● **Source excerpt**
BedTimes talked to a number of sewn cover providers about their capabilities and trends in the category.

Adam Lava describes his company’s mission this way: “We don’t make beds, we make beds look good”—and sewn mattress covers are a big part of that effort. Chicago-based A. Lava & Son supplies a variety of mattress components, as well as contract quilting and sewing. It started producing sewn covers in 2004 for large national brands seeking covers for specialty bedding. A. Lava & Son continues to serve that segment and also manufactures covers for e-commerce players. In many ways, today’s sewn covers are an extension of the “mattress kits” and quilting services that many factory-direct manufacturers used to rely on his company for in the 1980s and 1990s, Lava says.

Adam Lava describes his company this way: ‘We don’t make beds, we make beds look good’ and sewn covers are a large part of A. Lava & Son’s business. Lava is owner and vice president of the Chicago-based company.

Operational efficiencies—thanks to machinery and expertise—allow A. Lava & Son to design and produce attractive, functional custom covers while bringing them to market quickly, says Lava, owner and vice president of the company. That’s vital to success in this category.

“Everything we do is custom design. Very few people buy a stock cover because everyone wants their own look. So you’re making a custom product, but one that’s made in bulk,” he says. “We have to be able to turn our designs around quickly.” While custom upholstery, like a sofa, might be promised to a customer six to eight weeks after the order is placed, complicated sewn covers need to be turned around in a time frame more akin to six to eight days to meet the just-in-time needs of mattress manufacturers and retailers, Lava says.

Capacity is key to doing that. “We have the largest capacity of cut and sew in the industry and understand the process better than anyone because we’ve been a distributor of raw materials for 100 years,” he says. “We’ve upgraded our equipment, adding automated cutting and other systems. We’re not using traditional mattress manufacturing techniques. We’re borrowing from apparel for high-volume production.”

In 2012, A. Lava & Son expanded its cut-and-sew capabilities further, entering into a joint venture with High Point, North Carolina-based Culp Inc. Called Culp-Lava Applied Sewn Solutions, or CLASS, it leverages A. Lava & Son’s experience in cut and sew and Culp’s fabric portfolio and expertise. (More on Culp and CLASS on page 36.)

● **Data shown**

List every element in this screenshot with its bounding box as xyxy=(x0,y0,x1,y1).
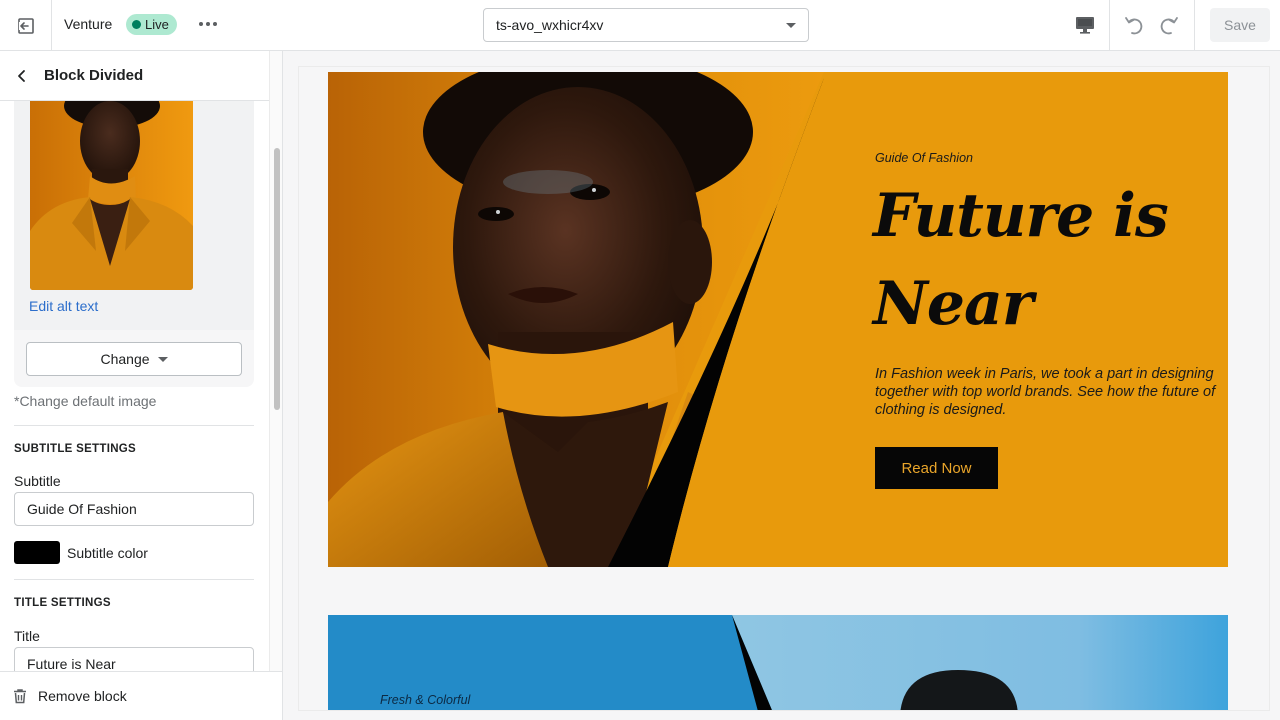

● **Instructions for the task**
From the article on sewn mattress covers above, pull out the passage starting with "Operational efficiencies—thanks to" and going on through "retailers, Lava says.", word for word.

● **The reply**
Operational efficiencies—thanks to machinery and expertise—allow A. Lava & Son to design and produce attractive, functional custom covers while bringing them to market quickly, says Lava, owner and vice president of the company. That’s vital to success in this category.

“Everything we do is custom design. Very few people buy a stock cover because everyone wants their own look. So you’re making a custom product, but one that’s made in bulk,” he says. “We have to be able to turn our designs around quickly.” While custom upholstery, like a sofa, might be promised to a customer six to eight weeks after the order is placed, complicated sewn covers need to be turned around in a time frame more akin to six to eight days to meet the just-in-time needs of mattress manufacturers and retailers, Lava says.